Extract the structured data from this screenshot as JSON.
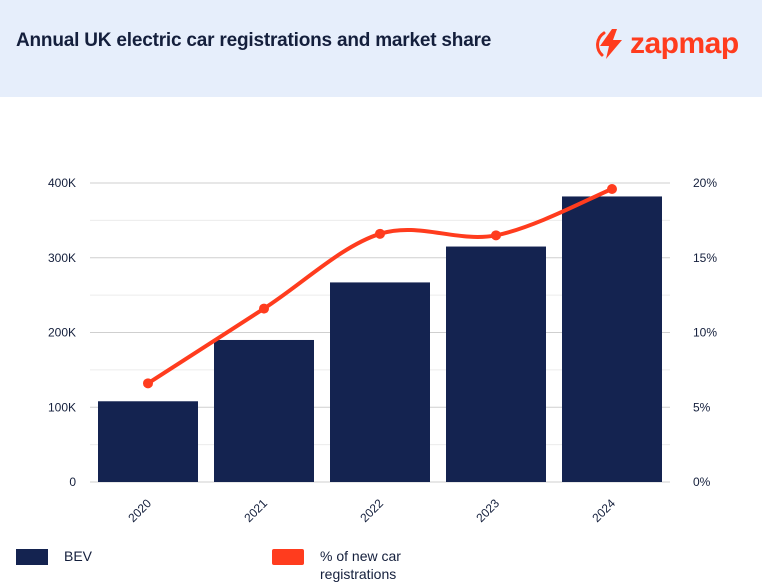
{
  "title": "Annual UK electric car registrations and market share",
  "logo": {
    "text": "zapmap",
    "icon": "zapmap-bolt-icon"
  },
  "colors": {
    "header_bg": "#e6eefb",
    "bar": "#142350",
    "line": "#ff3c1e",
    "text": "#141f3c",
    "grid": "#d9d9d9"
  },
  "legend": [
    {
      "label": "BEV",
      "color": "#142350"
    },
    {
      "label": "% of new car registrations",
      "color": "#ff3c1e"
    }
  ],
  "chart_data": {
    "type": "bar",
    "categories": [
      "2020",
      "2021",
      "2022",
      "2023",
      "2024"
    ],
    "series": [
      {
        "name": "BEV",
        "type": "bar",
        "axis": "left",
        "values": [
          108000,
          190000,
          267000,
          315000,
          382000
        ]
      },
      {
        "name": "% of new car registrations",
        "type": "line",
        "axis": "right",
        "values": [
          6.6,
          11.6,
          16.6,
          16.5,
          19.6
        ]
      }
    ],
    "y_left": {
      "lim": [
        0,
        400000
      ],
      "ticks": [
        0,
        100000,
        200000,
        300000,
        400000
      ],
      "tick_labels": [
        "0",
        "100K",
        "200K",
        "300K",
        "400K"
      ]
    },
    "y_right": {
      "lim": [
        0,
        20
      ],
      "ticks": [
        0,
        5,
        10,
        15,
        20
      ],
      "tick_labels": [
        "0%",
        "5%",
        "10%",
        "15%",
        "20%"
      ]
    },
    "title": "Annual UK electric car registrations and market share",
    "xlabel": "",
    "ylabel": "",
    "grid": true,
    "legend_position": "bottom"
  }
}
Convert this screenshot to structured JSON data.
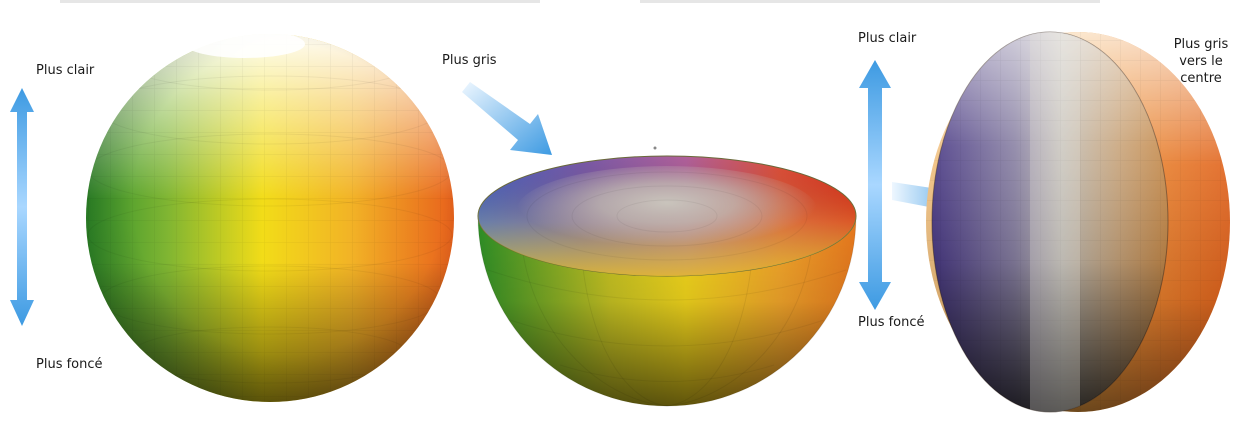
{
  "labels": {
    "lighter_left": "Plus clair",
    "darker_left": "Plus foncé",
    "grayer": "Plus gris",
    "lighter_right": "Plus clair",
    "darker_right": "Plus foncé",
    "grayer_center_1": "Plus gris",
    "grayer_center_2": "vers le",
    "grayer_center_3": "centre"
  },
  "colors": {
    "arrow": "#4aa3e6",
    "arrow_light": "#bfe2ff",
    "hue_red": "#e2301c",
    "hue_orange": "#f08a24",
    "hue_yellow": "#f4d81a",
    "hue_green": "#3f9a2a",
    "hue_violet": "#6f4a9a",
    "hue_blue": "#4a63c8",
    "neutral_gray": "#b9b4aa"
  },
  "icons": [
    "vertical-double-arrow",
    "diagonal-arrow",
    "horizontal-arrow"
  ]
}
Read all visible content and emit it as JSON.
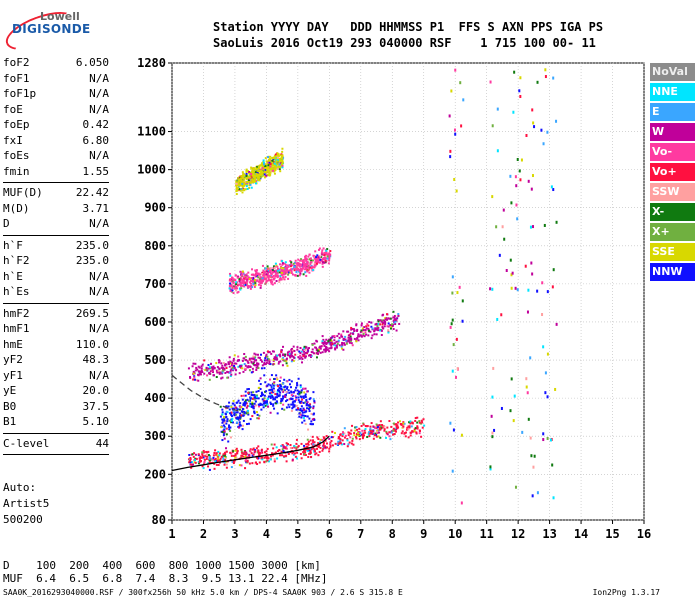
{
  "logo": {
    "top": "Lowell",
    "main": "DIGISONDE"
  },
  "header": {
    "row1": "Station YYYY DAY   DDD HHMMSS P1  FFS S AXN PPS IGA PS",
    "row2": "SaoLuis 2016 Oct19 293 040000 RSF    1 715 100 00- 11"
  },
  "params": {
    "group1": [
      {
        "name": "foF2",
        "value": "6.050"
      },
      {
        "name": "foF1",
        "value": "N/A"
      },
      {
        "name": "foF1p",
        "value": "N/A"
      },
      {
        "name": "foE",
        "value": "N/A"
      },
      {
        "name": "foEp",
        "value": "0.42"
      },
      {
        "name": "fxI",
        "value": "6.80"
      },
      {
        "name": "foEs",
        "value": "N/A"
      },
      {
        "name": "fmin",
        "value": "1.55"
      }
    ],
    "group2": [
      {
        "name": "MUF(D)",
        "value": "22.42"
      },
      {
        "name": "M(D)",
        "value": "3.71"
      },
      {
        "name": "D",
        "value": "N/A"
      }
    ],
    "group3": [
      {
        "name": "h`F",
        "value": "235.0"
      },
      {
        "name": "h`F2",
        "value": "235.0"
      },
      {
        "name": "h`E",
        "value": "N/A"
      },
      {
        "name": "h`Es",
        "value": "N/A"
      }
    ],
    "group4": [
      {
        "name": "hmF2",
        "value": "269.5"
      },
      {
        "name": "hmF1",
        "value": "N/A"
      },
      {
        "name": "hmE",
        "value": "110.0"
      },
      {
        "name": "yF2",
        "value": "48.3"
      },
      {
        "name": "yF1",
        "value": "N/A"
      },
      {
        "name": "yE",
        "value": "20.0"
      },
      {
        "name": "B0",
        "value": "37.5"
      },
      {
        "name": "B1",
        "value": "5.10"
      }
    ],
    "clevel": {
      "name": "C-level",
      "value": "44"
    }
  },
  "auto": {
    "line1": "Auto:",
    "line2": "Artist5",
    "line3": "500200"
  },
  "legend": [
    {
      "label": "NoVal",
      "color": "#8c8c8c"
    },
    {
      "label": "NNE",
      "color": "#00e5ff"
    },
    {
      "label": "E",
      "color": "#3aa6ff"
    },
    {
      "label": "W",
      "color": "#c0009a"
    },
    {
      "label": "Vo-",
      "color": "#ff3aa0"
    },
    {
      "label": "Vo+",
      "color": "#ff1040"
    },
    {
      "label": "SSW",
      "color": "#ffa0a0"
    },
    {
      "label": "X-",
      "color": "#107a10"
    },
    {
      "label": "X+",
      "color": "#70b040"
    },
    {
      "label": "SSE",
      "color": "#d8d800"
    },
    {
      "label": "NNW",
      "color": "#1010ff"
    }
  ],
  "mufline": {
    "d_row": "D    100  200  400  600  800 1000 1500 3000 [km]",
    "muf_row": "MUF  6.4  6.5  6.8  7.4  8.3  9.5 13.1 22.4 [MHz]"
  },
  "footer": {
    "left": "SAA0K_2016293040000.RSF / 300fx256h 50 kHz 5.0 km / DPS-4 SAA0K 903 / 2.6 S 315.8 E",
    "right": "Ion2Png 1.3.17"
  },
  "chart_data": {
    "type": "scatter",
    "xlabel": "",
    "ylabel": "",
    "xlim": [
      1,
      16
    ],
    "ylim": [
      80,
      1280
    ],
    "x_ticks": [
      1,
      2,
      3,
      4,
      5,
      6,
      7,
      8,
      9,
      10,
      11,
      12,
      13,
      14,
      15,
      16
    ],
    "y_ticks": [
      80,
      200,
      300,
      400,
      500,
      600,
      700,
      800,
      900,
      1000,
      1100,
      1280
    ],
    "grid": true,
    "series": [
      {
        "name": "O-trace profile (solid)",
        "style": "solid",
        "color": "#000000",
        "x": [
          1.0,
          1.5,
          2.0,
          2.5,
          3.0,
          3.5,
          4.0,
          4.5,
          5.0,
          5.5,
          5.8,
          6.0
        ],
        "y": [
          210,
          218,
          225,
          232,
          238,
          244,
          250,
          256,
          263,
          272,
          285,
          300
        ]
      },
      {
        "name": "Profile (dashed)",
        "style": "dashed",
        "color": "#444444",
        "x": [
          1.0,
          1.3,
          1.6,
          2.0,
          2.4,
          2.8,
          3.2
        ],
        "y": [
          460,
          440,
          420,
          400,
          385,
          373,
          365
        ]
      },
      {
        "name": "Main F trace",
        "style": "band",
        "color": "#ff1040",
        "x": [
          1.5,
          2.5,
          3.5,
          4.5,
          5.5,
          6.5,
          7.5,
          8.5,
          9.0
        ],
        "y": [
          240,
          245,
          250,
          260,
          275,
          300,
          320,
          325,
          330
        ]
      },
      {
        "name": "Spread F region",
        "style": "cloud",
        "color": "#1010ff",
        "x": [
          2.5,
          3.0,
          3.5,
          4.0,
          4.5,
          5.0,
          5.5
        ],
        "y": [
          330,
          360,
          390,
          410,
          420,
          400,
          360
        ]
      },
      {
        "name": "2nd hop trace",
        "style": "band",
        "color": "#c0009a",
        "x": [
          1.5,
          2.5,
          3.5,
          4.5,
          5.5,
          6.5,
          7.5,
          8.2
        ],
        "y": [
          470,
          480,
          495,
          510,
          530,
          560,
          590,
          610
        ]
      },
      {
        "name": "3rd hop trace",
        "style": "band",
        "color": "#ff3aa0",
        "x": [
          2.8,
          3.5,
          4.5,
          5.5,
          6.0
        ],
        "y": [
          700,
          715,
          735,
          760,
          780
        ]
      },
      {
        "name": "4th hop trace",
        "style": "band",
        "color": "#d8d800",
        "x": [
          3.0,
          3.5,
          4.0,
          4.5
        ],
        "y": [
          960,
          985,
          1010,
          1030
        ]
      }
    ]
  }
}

============

Task description.
In the records above, locate the lines holding the word "structured". Copy each of them.

Full output.
Extract the structured data from this screenshot as JSON.
Convert this screenshot to structured JSON data.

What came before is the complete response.